[start]
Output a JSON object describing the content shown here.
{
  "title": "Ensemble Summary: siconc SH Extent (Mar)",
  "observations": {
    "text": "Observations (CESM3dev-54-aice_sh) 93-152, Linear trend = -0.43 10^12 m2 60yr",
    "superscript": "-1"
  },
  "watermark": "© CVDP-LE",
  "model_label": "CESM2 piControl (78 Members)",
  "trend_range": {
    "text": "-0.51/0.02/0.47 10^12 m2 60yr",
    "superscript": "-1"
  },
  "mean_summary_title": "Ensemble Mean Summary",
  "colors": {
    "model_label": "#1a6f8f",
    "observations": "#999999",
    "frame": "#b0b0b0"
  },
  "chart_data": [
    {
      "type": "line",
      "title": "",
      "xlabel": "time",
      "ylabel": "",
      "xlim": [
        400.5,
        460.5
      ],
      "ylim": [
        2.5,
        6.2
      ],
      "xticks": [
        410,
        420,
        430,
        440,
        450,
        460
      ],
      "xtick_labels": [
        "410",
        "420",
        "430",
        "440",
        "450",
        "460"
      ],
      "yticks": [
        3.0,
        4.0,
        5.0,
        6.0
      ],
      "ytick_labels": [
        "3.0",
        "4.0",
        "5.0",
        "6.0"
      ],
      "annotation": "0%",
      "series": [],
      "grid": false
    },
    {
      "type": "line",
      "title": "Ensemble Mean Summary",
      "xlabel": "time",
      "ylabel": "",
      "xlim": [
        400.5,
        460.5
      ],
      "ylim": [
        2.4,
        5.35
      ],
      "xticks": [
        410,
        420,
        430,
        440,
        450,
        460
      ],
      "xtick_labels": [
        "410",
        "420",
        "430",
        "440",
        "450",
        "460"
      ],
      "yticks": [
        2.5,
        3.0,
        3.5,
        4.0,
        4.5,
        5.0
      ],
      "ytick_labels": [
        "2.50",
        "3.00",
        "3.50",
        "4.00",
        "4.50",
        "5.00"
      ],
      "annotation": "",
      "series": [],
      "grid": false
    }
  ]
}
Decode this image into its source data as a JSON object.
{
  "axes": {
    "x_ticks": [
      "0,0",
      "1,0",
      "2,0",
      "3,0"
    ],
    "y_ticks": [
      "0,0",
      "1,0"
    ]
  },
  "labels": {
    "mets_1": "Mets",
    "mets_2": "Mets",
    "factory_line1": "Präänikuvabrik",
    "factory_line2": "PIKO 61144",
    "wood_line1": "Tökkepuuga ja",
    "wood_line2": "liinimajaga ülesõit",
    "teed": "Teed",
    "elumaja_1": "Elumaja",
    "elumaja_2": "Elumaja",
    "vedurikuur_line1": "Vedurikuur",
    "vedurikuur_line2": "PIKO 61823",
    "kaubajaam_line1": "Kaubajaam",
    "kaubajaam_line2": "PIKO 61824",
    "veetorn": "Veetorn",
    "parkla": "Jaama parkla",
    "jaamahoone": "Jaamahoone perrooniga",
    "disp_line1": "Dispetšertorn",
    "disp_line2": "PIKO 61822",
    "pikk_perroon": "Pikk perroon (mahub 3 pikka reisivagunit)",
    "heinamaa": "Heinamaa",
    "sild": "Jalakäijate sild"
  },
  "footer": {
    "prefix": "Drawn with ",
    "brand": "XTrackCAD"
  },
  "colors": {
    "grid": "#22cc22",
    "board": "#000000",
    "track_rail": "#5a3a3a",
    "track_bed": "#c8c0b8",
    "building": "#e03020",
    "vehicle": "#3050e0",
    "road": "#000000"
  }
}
[end]
**GIVEN TASK:**
Search the entries for the word "text" and pick out every line that holds it.

**WRITTEN SOLUTION:**
    "text": "Observations (CESM3dev-54-aice_sh) 93-152, Linear trend = -0.43 10^12 m2 60yr",
    "text": "-0.51/0.02/0.47 10^12 m2 60yr",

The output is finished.